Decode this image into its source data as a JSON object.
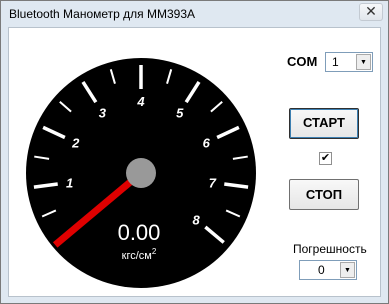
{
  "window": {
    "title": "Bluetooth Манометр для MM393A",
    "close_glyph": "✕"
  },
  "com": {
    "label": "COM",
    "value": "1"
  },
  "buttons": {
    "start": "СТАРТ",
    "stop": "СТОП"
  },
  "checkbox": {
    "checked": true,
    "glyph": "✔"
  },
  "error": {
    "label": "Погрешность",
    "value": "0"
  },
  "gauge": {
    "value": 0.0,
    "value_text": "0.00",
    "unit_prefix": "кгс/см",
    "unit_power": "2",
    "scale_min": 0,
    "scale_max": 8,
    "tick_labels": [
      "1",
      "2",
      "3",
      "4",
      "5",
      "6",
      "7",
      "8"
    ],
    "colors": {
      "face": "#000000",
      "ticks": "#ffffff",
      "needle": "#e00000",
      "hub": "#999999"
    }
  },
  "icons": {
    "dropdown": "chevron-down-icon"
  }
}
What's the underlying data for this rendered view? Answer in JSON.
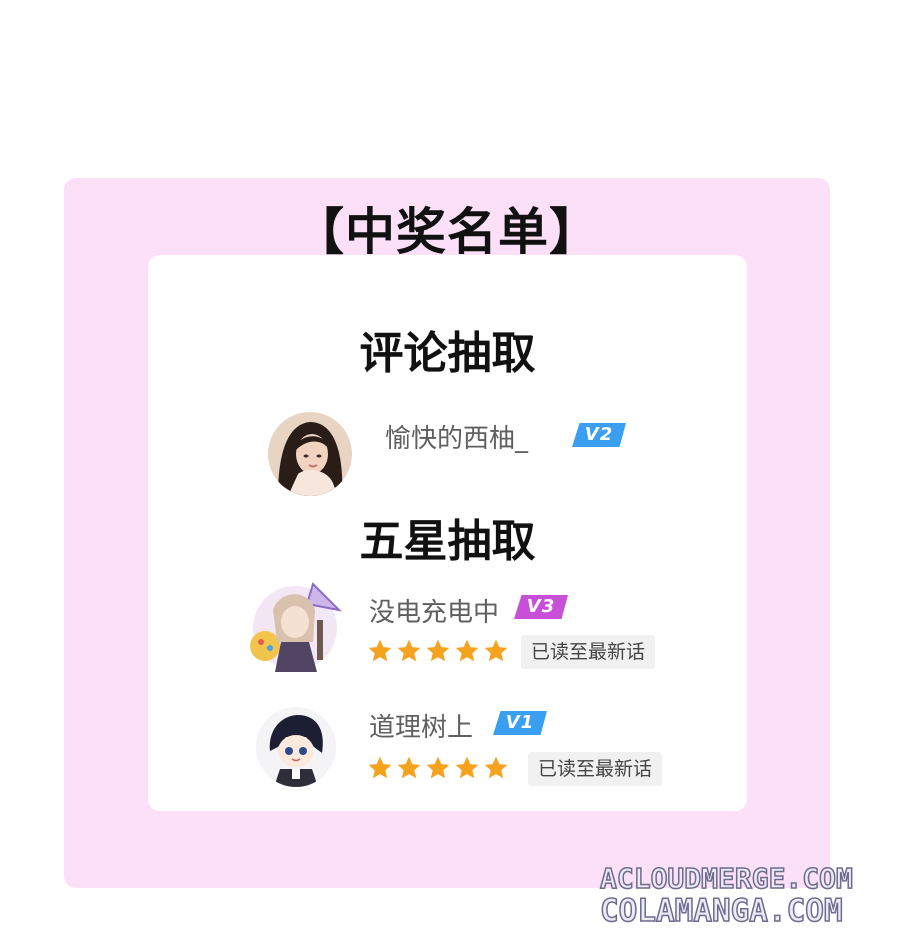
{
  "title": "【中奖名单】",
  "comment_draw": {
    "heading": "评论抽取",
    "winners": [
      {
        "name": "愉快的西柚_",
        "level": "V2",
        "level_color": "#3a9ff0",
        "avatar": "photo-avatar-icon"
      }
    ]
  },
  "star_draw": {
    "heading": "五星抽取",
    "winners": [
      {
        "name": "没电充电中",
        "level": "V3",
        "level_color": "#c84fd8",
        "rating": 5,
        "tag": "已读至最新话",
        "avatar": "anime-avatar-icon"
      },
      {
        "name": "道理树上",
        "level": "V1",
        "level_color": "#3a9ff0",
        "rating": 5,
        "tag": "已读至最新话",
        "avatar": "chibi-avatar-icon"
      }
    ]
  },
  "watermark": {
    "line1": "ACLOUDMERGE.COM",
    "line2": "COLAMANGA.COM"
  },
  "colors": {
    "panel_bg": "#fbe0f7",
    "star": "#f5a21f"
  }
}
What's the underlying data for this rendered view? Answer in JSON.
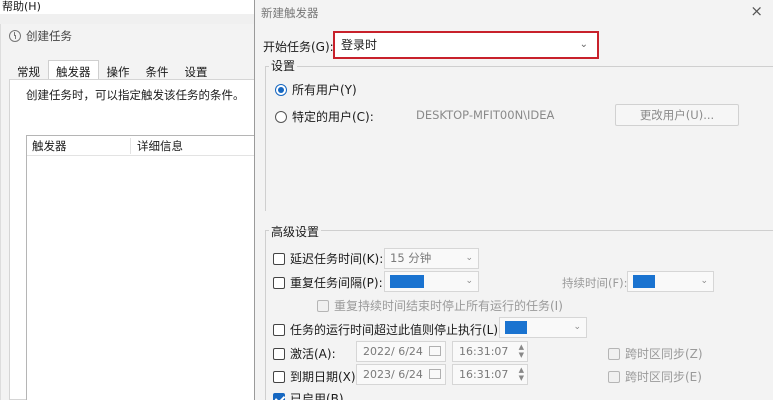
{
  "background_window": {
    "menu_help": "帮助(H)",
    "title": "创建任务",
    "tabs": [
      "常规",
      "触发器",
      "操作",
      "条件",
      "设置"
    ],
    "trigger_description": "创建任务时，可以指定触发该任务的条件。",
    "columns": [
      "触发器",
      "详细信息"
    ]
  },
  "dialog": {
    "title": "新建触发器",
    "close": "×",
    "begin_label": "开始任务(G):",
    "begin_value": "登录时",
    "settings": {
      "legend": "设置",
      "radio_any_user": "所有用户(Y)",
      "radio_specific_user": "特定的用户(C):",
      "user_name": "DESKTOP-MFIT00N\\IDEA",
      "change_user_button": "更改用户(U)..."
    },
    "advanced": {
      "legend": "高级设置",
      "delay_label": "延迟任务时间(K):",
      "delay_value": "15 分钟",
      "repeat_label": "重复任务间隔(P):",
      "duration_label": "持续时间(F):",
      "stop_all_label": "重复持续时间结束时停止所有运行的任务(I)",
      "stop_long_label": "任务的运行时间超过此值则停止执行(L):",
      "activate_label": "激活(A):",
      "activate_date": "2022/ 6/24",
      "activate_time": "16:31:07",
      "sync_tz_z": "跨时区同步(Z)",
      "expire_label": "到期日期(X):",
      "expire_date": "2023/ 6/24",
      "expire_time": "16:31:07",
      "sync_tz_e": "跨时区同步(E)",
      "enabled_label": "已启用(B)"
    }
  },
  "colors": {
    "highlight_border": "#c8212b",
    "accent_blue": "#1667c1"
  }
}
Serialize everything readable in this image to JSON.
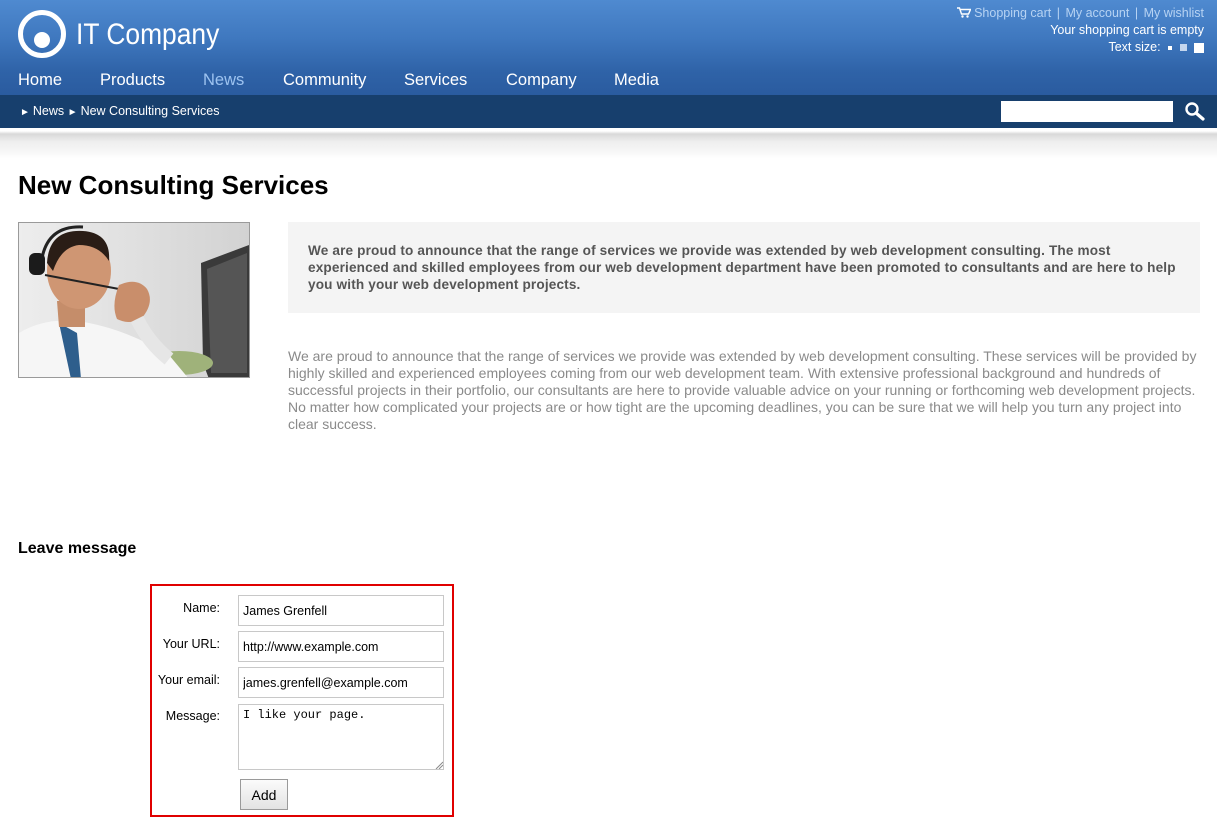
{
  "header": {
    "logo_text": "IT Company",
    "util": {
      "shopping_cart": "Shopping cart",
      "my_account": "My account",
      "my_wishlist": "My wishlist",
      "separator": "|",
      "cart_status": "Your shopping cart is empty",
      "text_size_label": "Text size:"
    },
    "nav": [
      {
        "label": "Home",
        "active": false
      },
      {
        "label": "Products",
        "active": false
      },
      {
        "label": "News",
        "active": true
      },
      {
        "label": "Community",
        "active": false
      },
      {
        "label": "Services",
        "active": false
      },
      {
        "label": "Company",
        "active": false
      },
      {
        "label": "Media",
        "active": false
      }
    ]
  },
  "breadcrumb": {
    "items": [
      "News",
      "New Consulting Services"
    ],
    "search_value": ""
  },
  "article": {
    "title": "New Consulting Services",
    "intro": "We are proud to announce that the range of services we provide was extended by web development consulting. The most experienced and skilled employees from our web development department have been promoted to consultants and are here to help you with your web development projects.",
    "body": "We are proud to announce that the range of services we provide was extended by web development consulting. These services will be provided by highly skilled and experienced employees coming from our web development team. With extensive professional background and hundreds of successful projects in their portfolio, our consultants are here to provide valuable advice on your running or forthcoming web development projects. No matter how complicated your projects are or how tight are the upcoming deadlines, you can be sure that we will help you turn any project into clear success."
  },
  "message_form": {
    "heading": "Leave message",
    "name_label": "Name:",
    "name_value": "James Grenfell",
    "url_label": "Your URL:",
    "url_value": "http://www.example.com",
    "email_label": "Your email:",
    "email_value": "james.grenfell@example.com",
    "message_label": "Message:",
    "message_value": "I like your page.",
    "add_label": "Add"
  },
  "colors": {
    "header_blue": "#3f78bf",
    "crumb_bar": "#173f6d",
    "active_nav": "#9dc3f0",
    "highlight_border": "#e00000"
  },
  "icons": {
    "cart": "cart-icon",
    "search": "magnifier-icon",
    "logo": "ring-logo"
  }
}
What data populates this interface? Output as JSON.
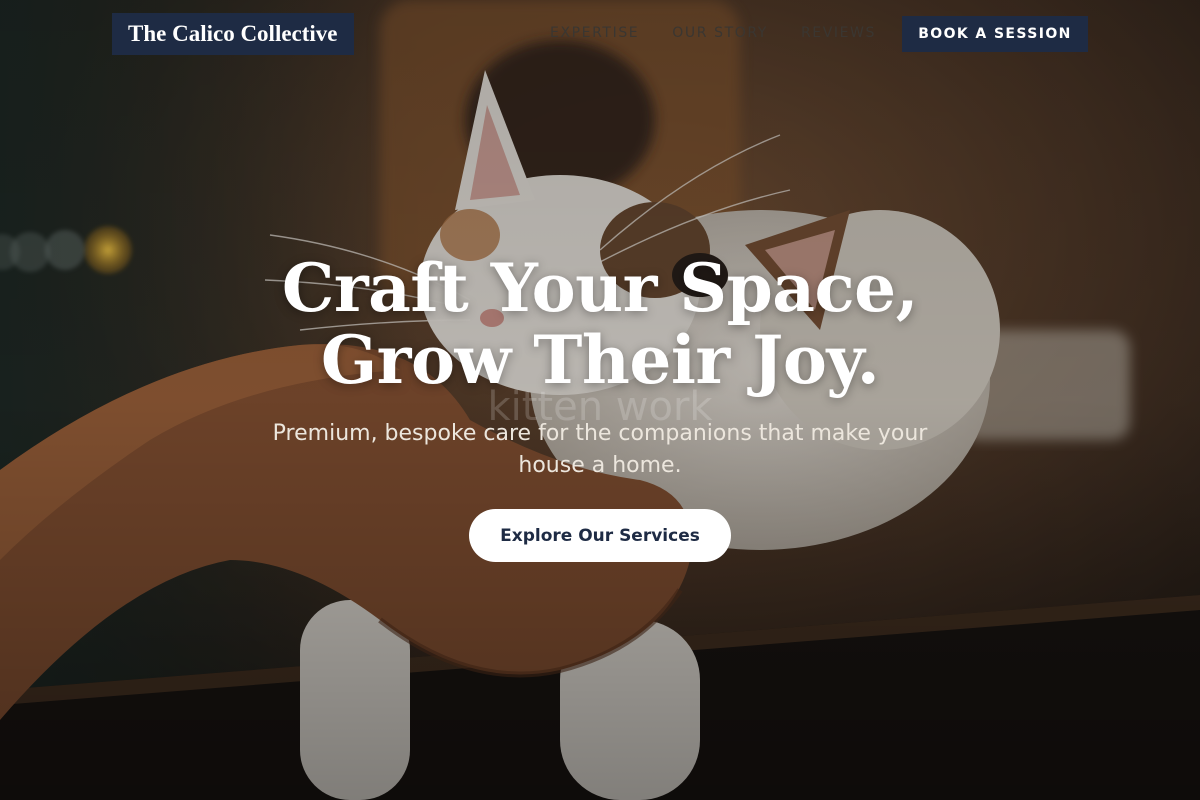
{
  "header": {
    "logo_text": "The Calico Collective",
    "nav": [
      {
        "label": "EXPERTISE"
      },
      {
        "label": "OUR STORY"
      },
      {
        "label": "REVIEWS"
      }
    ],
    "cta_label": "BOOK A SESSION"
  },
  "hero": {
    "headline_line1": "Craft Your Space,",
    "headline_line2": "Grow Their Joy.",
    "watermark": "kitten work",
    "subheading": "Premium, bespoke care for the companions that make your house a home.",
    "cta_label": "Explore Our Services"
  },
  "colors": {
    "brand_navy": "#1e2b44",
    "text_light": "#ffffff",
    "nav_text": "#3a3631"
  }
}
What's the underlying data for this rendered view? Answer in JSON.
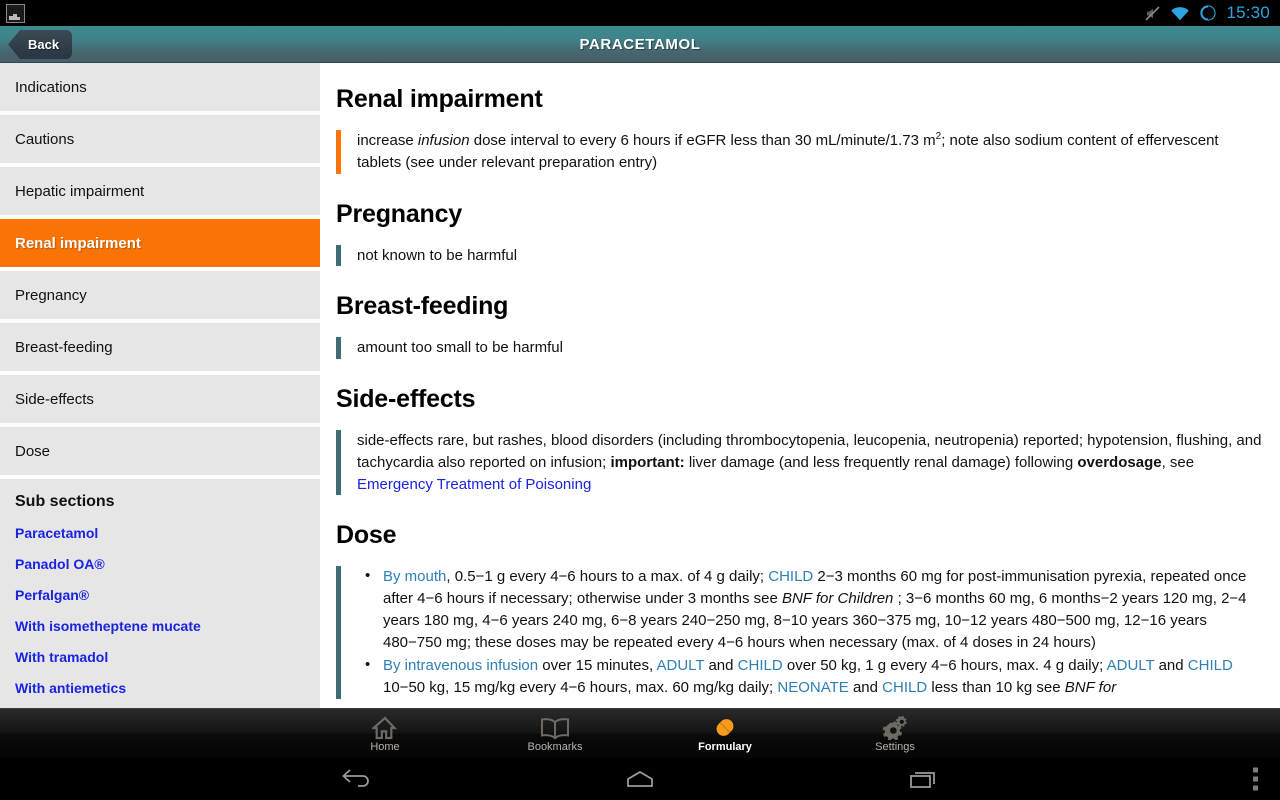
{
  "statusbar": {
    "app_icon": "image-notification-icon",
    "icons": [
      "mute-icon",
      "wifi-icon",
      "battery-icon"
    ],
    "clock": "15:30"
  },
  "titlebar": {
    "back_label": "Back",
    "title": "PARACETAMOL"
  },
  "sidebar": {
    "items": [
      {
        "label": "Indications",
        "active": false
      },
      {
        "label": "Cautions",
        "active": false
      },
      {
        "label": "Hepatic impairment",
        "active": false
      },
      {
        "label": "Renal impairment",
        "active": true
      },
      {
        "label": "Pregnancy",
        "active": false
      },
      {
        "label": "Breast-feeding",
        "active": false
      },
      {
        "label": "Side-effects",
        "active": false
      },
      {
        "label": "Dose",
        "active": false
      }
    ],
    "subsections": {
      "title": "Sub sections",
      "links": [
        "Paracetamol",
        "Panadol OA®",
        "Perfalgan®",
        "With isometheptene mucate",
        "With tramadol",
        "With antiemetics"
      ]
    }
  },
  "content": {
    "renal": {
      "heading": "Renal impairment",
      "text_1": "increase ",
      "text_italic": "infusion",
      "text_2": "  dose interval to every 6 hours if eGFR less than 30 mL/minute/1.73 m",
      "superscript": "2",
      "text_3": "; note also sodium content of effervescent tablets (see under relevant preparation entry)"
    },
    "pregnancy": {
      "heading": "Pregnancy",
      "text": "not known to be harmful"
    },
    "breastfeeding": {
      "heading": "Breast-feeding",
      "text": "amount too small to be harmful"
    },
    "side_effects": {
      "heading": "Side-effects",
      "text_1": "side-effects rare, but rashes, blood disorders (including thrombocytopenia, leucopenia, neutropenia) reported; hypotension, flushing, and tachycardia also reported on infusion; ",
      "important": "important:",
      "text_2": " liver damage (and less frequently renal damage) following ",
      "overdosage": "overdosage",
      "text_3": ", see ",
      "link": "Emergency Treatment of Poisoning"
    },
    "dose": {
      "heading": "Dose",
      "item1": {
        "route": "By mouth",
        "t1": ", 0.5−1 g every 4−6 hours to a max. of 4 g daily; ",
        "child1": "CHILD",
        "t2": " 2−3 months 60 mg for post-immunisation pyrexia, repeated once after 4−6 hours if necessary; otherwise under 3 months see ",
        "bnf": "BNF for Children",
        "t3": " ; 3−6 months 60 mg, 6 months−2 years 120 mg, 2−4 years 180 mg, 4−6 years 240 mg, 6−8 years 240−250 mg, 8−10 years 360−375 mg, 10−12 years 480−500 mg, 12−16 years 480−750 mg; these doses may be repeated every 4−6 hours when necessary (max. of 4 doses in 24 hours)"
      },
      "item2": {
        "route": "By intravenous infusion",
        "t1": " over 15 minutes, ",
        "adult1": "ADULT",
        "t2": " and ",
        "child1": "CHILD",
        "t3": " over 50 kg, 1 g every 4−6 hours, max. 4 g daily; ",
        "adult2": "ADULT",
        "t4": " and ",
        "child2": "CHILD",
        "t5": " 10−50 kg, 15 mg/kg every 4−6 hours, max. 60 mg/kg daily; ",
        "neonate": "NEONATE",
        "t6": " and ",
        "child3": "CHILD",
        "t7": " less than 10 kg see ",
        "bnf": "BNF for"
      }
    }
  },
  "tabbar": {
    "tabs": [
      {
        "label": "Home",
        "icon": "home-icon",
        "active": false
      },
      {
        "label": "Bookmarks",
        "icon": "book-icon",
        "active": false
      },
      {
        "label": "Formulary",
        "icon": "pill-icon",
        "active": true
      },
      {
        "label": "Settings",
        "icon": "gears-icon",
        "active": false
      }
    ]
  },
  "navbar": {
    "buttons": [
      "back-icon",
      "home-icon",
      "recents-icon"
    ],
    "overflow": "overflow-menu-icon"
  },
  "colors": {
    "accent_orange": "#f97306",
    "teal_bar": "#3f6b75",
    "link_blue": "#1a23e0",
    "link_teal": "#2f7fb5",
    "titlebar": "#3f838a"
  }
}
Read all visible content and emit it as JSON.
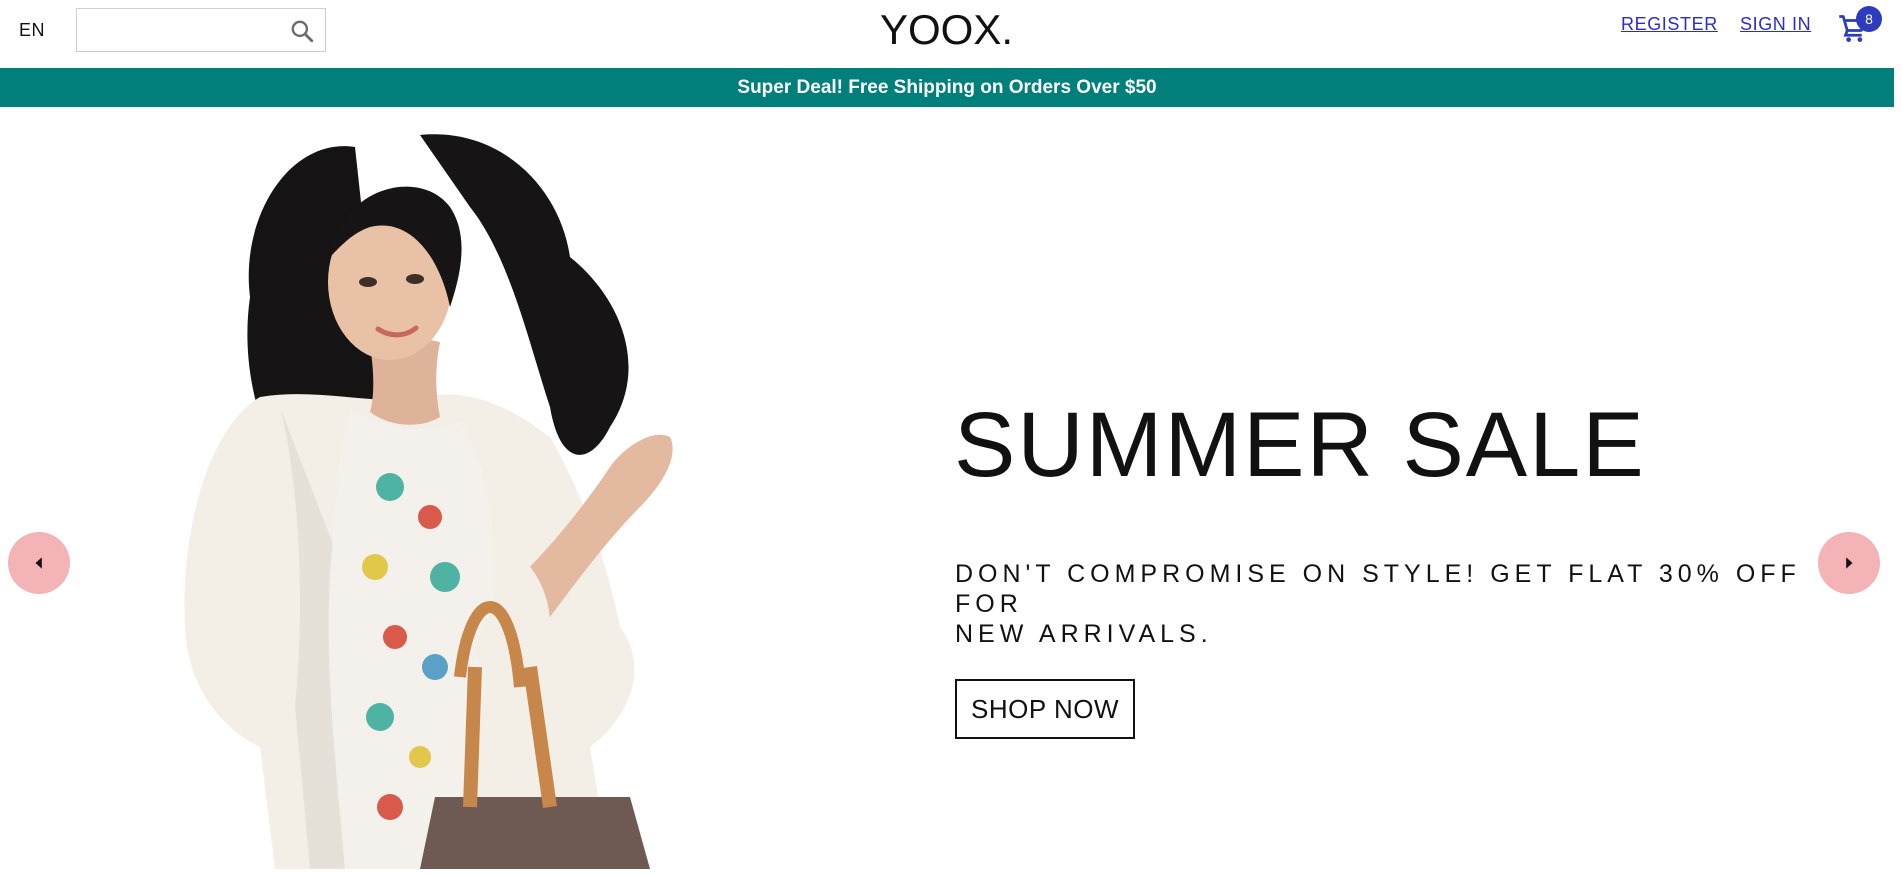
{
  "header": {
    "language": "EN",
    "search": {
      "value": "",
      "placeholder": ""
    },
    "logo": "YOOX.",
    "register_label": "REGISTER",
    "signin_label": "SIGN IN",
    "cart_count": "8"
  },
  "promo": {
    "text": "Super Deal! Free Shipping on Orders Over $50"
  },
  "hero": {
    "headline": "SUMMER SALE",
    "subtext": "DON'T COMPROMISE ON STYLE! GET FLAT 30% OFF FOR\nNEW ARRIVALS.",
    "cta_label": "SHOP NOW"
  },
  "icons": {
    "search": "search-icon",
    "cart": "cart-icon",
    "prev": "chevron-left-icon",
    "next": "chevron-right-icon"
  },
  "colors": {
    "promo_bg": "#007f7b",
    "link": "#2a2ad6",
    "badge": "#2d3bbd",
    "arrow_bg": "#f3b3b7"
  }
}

**Task directions**
Of the lines in the data, how many contain the word "example"? Provide the number and nothing further.

**Written answer**
2